DATASET CONTENT
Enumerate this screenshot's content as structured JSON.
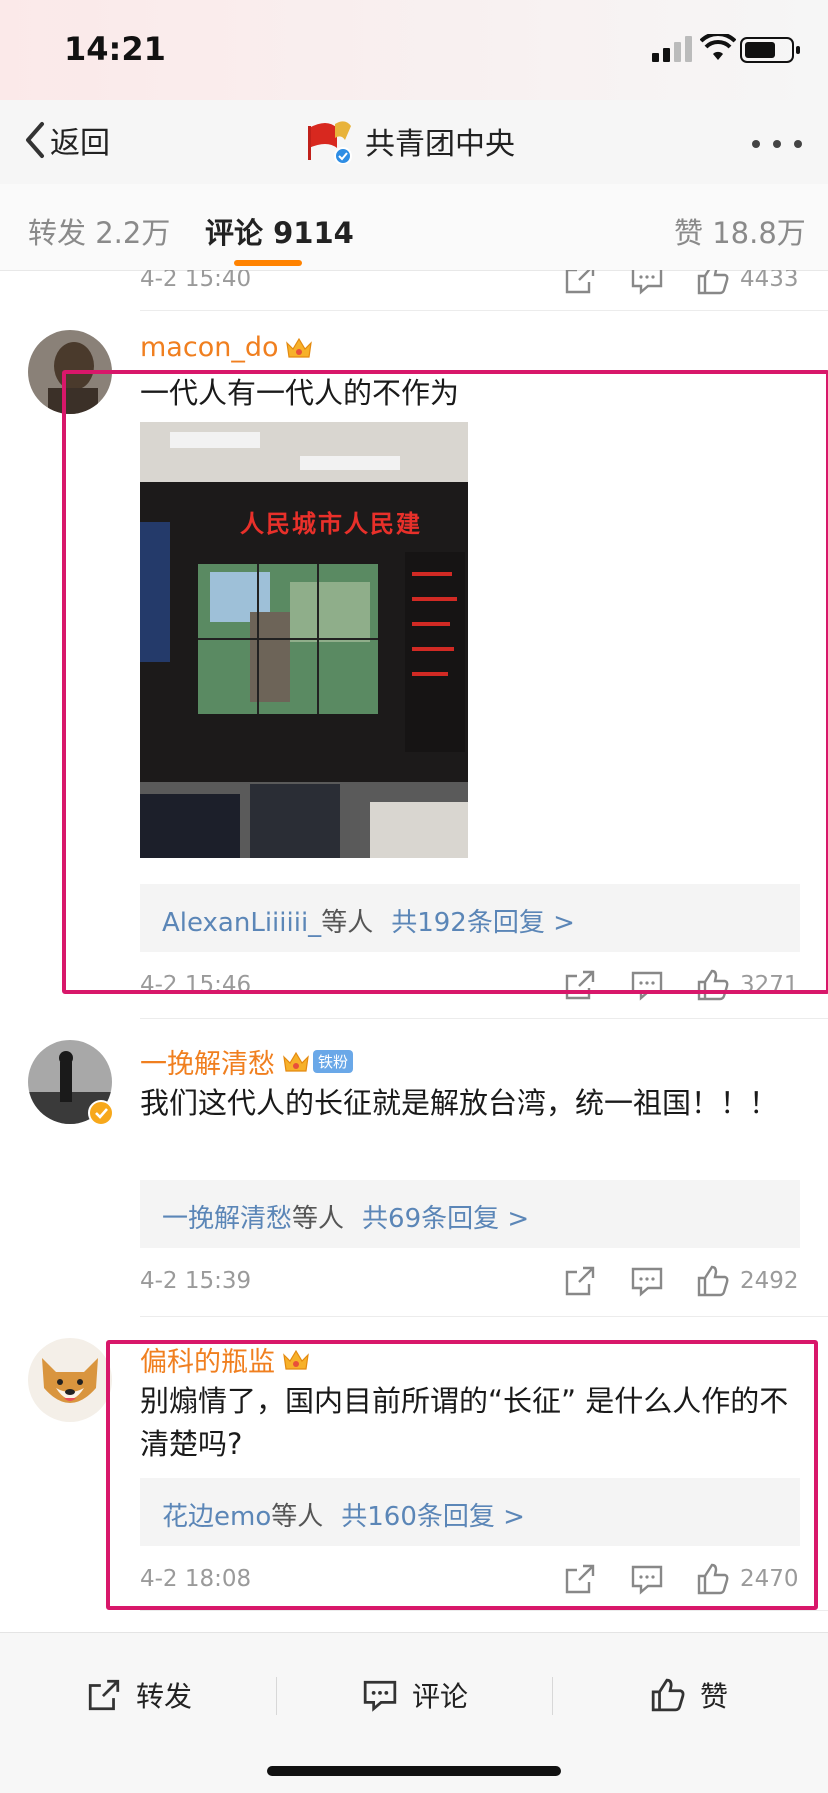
{
  "status_bar": {
    "time": "14:21"
  },
  "nav": {
    "back_label": "返回",
    "title": "共青团中央"
  },
  "tabs": {
    "repost": "转发 2.2万",
    "comment": "评论 9114",
    "like": "赞 18.8万"
  },
  "partial_comment": {
    "time": "4-2 15:40",
    "likes": "4433"
  },
  "comments": [
    {
      "username": "macon_do",
      "text": "一代人有一代人的不作为",
      "image_overlay_text": "人民城市人民建",
      "reply_user": "AlexanLiiiiii_",
      "reply_etc": "等人",
      "reply_count": "共192条回复 >",
      "time": "4-2 15:46",
      "likes": "3271"
    },
    {
      "username": "一挽解清愁",
      "badge": "铁粉",
      "text": "我们这代人的长征就是解放台湾，统一祖国！！！",
      "reply_user": "一挽解清愁",
      "reply_etc": "等人",
      "reply_count": "共69条回复 >",
      "time": "4-2 15:39",
      "likes": "2492"
    },
    {
      "username": "偏科的瓶监",
      "text": "别煽情了，国内目前所谓的“长征” 是什么人作的不清楚吗?",
      "reply_user": "花边emo",
      "reply_etc": "等人",
      "reply_count": "共160条回复 >",
      "time": "4-2 18:08",
      "likes": "2470"
    }
  ],
  "toolbar": {
    "repost": "转发",
    "comment": "评论",
    "like": "赞"
  },
  "colors": {
    "accent": "#ff8200",
    "username": "#f07f1f",
    "link": "#5b86b7",
    "highlight": "#d8176a"
  },
  "icons": [
    "back-chevron-icon",
    "more-icon",
    "share-icon",
    "comment-icon",
    "like-icon",
    "crown-icon",
    "verified-icon"
  ]
}
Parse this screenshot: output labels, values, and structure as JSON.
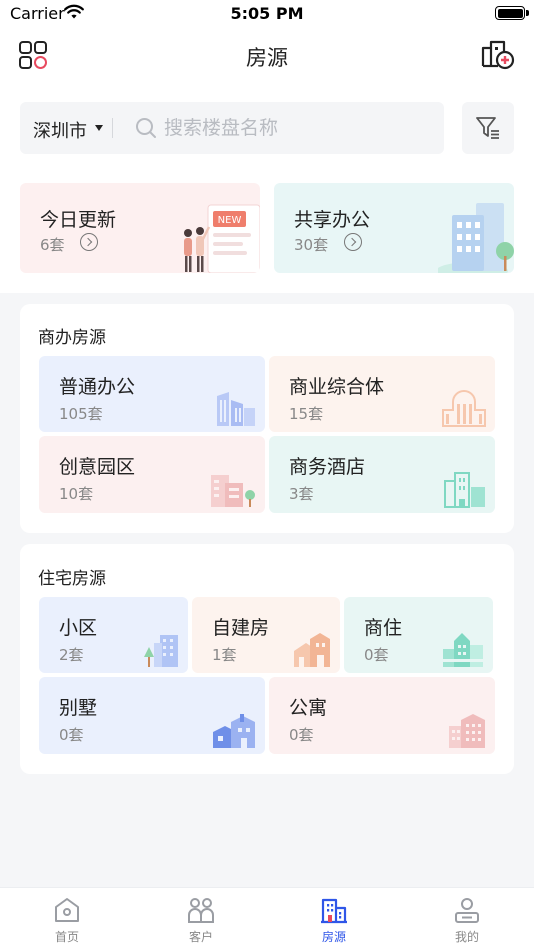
{
  "status_bar": {
    "carrier": "Carrier",
    "time": "5:05 PM"
  },
  "nav": {
    "title": "房源",
    "left_icon": "apps-grid-icon",
    "right_icon": "add-property-icon"
  },
  "search": {
    "city": "深圳市",
    "placeholder": "搜索楼盘名称",
    "value": ""
  },
  "promos": [
    {
      "title": "今日更新",
      "count": "6套"
    },
    {
      "title": "共享办公",
      "count": "30套"
    }
  ],
  "commercial": {
    "title": "商办房源",
    "items": [
      {
        "name": "普通办公",
        "count": "105套"
      },
      {
        "name": "商业综合体",
        "count": "15套"
      },
      {
        "name": "创意园区",
        "count": "10套"
      },
      {
        "name": "商务酒店",
        "count": "3套"
      }
    ]
  },
  "residential": {
    "title": "住宅房源",
    "items": [
      {
        "name": "小区",
        "count": "2套"
      },
      {
        "name": "自建房",
        "count": "1套"
      },
      {
        "name": "商住",
        "count": "0套"
      },
      {
        "name": "别墅",
        "count": "0套"
      },
      {
        "name": "公寓",
        "count": "0套"
      }
    ]
  },
  "tabs": [
    {
      "label": "首页",
      "icon": "home-icon"
    },
    {
      "label": "客户",
      "icon": "clients-icon"
    },
    {
      "label": "房源",
      "icon": "building-icon",
      "active": true
    },
    {
      "label": "我的",
      "icon": "profile-icon"
    }
  ],
  "colors": {
    "accent": "#2f56e8",
    "active_icon_detail": "#e84a5f"
  }
}
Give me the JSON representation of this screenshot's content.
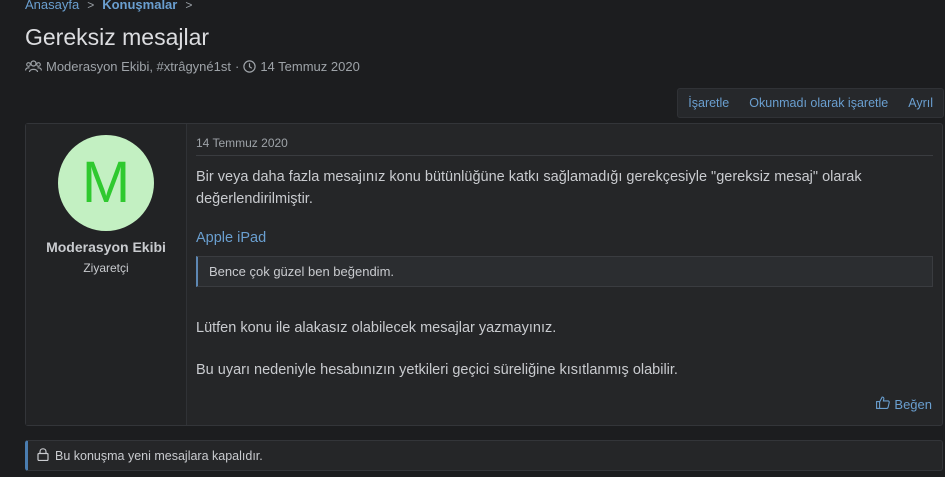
{
  "breadcrumb": {
    "items": [
      "Anasayfa",
      "Konuşmalar"
    ]
  },
  "thread": {
    "title": "Gereksiz mesajlar",
    "participants": "Moderasyon Ekibi, #xtrâgyné1st",
    "separator": "·",
    "date": "14 Temmuz 2020"
  },
  "toolbar": {
    "mark_label": "İşaretle",
    "mark_unread_label": "Okunmadı olarak işaretle",
    "leave_label": "Ayrıl"
  },
  "message": {
    "avatar_letter": "M",
    "username": "Moderasyon Ekibi",
    "user_title": "Ziyaretçi",
    "date": "14 Temmuz 2020",
    "paragraph1": "Bir veya daha fazla mesajınız konu bütünlüğüne katkı sağlamadığı gerekçesiyle \"gereksiz mesaj\" olarak değerlendirilmiştir.",
    "quote_title": "Apple iPad",
    "quote_text": "Bence çok güzel ben beğendim.",
    "paragraph2": "Lütfen konu ile alakasız olabilecek mesajlar yazmayınız.",
    "paragraph3": "Bu uyarı nedeniyle hesabınızın yetkileri geçici süreliğine kısıtlanmış olabilir.",
    "like_label": "Beğen"
  },
  "notice": {
    "text": "Bu konuşma yeni mesajlara kapalıdır."
  },
  "colors": {
    "background": "#1c1d1f",
    "link": "#6a9fd0",
    "avatar_bg": "#c3f0c2",
    "avatar_fg": "#2fc92f"
  },
  "icons": {
    "participants": "users-icon",
    "date": "clock-icon",
    "like": "thumbs-up-icon",
    "locked": "lock-icon"
  }
}
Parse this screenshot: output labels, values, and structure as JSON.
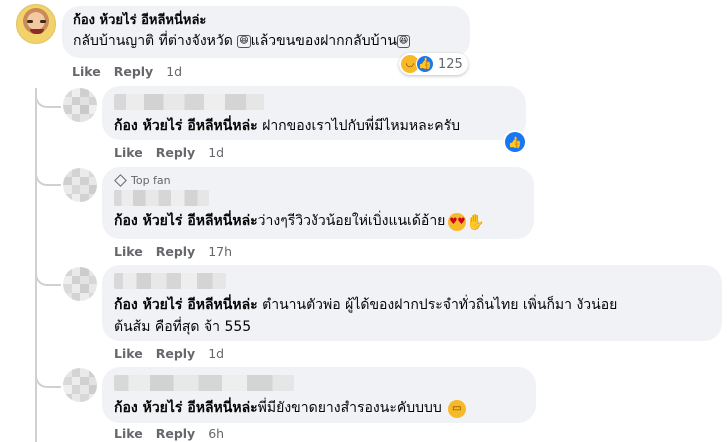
{
  "comments": [
    {
      "author": "ก้อง ห้วยไร่ อีหลีหนี่หล่ะ",
      "text_parts": [
        "กลับบ้านญาติ ที่ต่างจังหวัด ",
        "แล้วขนของฝากกลับบ้าน"
      ],
      "inline_emoji": "😆",
      "like": "Like",
      "reply": "Reply",
      "time": "1d",
      "reaction_count": "125",
      "reactions": [
        "laugh-emoji",
        "like-emoji"
      ]
    },
    {
      "mention": "ก้อง ห้วยไร่ อีหลีหนี่หล่ะ",
      "text": " ฝากของเราไปกับพี่มีไหมหละครับ",
      "like": "Like",
      "reply": "Reply",
      "time": "1d",
      "reactions": [
        "like-emoji"
      ]
    },
    {
      "badge": "Top fan",
      "mention": "ก้อง ห้วยไร่ อีหลีหนี่หล่ะ",
      "text": " ว่างๆรีวิวงัวน้อยให่เบิ่งแนเด้อ้าย",
      "like": "Like",
      "reply": "Reply",
      "time": "17h",
      "reactions": [
        "heart-eyes-emoji",
        "clapping-hands-emoji"
      ]
    },
    {
      "mention": "ก้อง ห้วยไร่ อีหลีหนี่หล่ะ",
      "text_line1": " ตำนานตัวพ่อ ผู้ได้ของฝากประจำทั่วถิ่นไทย เพิ่นก็มา งัวน่อย",
      "text_line2": "ต้นส้ม คือที่สุด จ้า 555",
      "like": "Like",
      "reply": "Reply",
      "time": "1d"
    },
    {
      "mention": "ก้อง ห้วยไร่ อีหลีหนี่หล่ะ",
      "text": " พี่มียังขาดยางสำรองนะคับบบบ",
      "like": "Like",
      "reply": "Reply",
      "time": "6h",
      "reactions": [
        "grimace-emoji"
      ]
    }
  ]
}
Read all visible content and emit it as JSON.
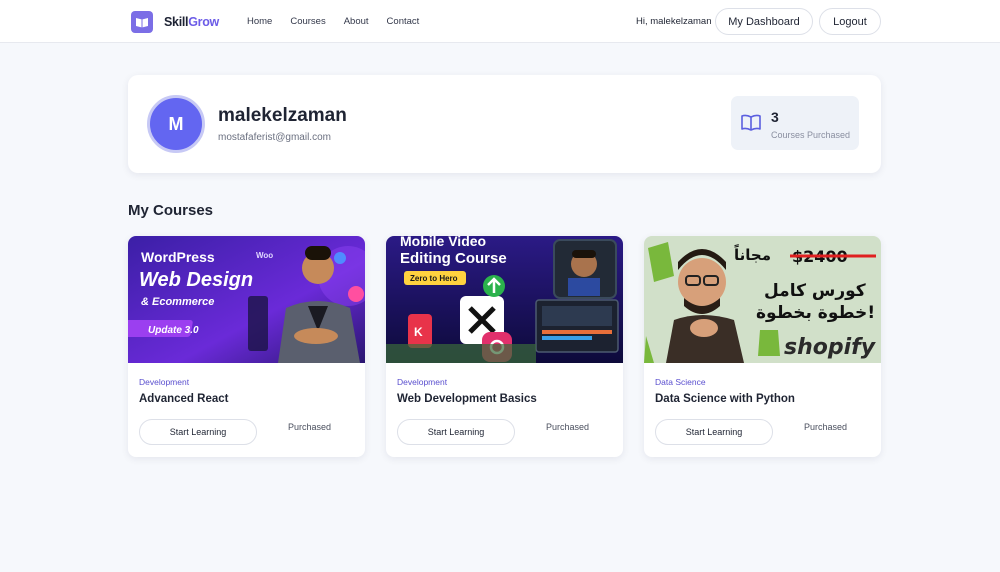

WORK INSTRUCTIONS
Quote the material exactly. Pictures stay out.

TASK ANSWER
Enumerate this screenshot's content as structured JSON.
{
  "status_bar": {
    "time": "14:21"
  },
  "nav": {
    "back_label": "返回",
    "title": "共青团中央"
  },
  "tabs": {
    "repost": "转发 2.2万",
    "comment": "评论 9114",
    "like": "赞 18.8万"
  },
  "partial_comment": {
    "time": "4-2 15:40",
    "likes": "4433"
  },
  "comments": [
    {
      "username": "macon_do",
      "text": "一代人有一代人的不作为",
      "image_overlay_text": "人民城市人民建",
      "reply_user": "AlexanLiiiiii_",
      "reply_etc": "等人",
      "reply_count": "共192条回复 >",
      "time": "4-2 15:46",
      "likes": "3271"
    },
    {
      "username": "一挽解清愁",
      "badge": "铁粉",
      "text": "我们这代人的长征就是解放台湾，统一祖国！！！",
      "reply_user": "一挽解清愁",
      "reply_etc": "等人",
      "reply_count": "共69条回复 >",
      "time": "4-2 15:39",
      "likes": "2492"
    },
    {
      "username": "偏科的瓶监",
      "text": "别煽情了，国内目前所谓的“长征” 是什么人作的不清楚吗?",
      "reply_user": "花边emo",
      "reply_etc": "等人",
      "reply_count": "共160条回复 >",
      "time": "4-2 18:08",
      "likes": "2470"
    }
  ],
  "toolbar": {
    "repost": "转发",
    "comment": "评论",
    "like": "赞"
  },
  "colors": {
    "accent": "#ff8200",
    "username": "#f07f1f",
    "link": "#5b86b7",
    "highlight": "#d8176a"
  },
  "icons": [
    "back-chevron-icon",
    "more-icon",
    "share-icon",
    "comment-icon",
    "like-icon",
    "crown-icon",
    "verified-icon"
  ]
}
Parse this screenshot: output labels, values, and structure as JSON.
{
  "status_bar": {
    "carrier": "Carrier",
    "time": "5:05 PM"
  },
  "nav": {
    "title": "房源",
    "left_icon": "apps-grid-icon",
    "right_icon": "add-property-icon"
  },
  "search": {
    "city": "深圳市",
    "placeholder": "搜索楼盘名称",
    "value": ""
  },
  "promos": [
    {
      "title": "今日更新",
      "count": "6套"
    },
    {
      "title": "共享办公",
      "count": "30套"
    }
  ],
  "commercial": {
    "title": "商办房源",
    "items": [
      {
        "name": "普通办公",
        "count": "105套"
      },
      {
        "name": "商业综合体",
        "count": "15套"
      },
      {
        "name": "创意园区",
        "count": "10套"
      },
      {
        "name": "商务酒店",
        "count": "3套"
      }
    ]
  },
  "residential": {
    "title": "住宅房源",
    "items": [
      {
        "name": "小区",
        "count": "2套"
      },
      {
        "name": "自建房",
        "count": "1套"
      },
      {
        "name": "商住",
        "count": "0套"
      },
      {
        "name": "别墅",
        "count": "0套"
      },
      {
        "name": "公寓",
        "count": "0套"
      }
    ]
  },
  "tabs": [
    {
      "label": "首页",
      "icon": "home-icon"
    },
    {
      "label": "客户",
      "icon": "clients-icon"
    },
    {
      "label": "房源",
      "icon": "building-icon",
      "active": true
    },
    {
      "label": "我的",
      "icon": "profile-icon"
    }
  ],
  "colors": {
    "accent": "#2f56e8",
    "active_icon_detail": "#e84a5f"
  }
}
Give me the JSON representation of this screenshot's content.
{
  "breadcrumb": {
    "items": [
      "Anasayfa",
      "Konuşmalar"
    ]
  },
  "thread": {
    "title": "Gereksiz mesajlar",
    "participants": "Moderasyon Ekibi, #xtrâgyné1st",
    "separator": "·",
    "date": "14 Temmuz 2020"
  },
  "toolbar": {
    "mark_label": "İşaretle",
    "mark_unread_label": "Okunmadı olarak işaretle",
    "leave_label": "Ayrıl"
  },
  "message": {
    "avatar_letter": "M",
    "username": "Moderasyon Ekibi",
    "user_title": "Ziyaretçi",
    "date": "14 Temmuz 2020",
    "paragraph1": "Bir veya daha fazla mesajınız konu bütünlüğüne katkı sağlamadığı gerekçesiyle \"gereksiz mesaj\" olarak değerlendirilmiştir.",
    "quote_title": "Apple iPad",
    "quote_text": "Bence çok güzel ben beğendim.",
    "paragraph2": "Lütfen konu ile alakasız olabilecek mesajlar yazmayınız.",
    "paragraph3": "Bu uyarı nedeniyle hesabınızın yetkileri geçici süreliğine kısıtlanmış olabilir.",
    "like_label": "Beğen"
  },
  "notice": {
    "text": "Bu konuşma yeni mesajlara kapalıdır."
  },
  "colors": {
    "background": "#1c1d1f",
    "link": "#6a9fd0",
    "avatar_bg": "#c3f0c2",
    "avatar_fg": "#2fc92f"
  },
  "icons": {
    "participants": "users-icon",
    "date": "clock-icon",
    "like": "thumbs-up-icon",
    "locked": "lock-icon"
  }
}
Parse this screenshot: output labels, values, and structure as JSON.
{
  "comments": [
    {
      "author": "ก้อง ห้วยไร่ อีหลีหนี่หล่ะ",
      "text_parts": [
        "กลับบ้านญาติ ที่ต่างจังหวัด ",
        "แล้วขนของฝากกลับบ้าน"
      ],
      "inline_emoji": "😆",
      "like": "Like",
      "reply": "Reply",
      "time": "1d",
      "reaction_count": "125",
      "reactions": [
        "laugh-emoji",
        "like-emoji"
      ]
    },
    {
      "mention": "ก้อง ห้วยไร่ อีหลีหนี่หล่ะ",
      "text": " ฝากของเราไปกับพี่มีไหมหละครับ",
      "like": "Like",
      "reply": "Reply",
      "time": "1d",
      "reactions": [
        "like-emoji"
      ]
    },
    {
      "badge": "Top fan",
      "mention": "ก้อง ห้วยไร่ อีหลีหนี่หล่ะ",
      "text": " ว่างๆรีวิวงัวน้อยให่เบิ่งแนเด้อ้าย",
      "like": "Like",
      "reply": "Reply",
      "time": "17h",
      "reactions": [
        "heart-eyes-emoji",
        "clapping-hands-emoji"
      ]
    },
    {
      "mention": "ก้อง ห้วยไร่ อีหลีหนี่หล่ะ",
      "text_line1": " ตำนานตัวพ่อ ผู้ได้ของฝากประจำทั่วถิ่นไทย เพิ่นก็มา งัวน่อย",
      "text_line2": "ต้นส้ม คือที่สุด จ้า 555",
      "like": "Like",
      "reply": "Reply",
      "time": "1d"
    },
    {
      "mention": "ก้อง ห้วยไร่ อีหลีหนี่หล่ะ",
      "text": " พี่มียังขาดยางสำรองนะคับบบบ",
      "like": "Like",
      "reply": "Reply",
      "time": "6h",
      "reactions": [
        "grimace-emoji"
      ]
    }
  ]
}
Read all visible content and emit it as JSON.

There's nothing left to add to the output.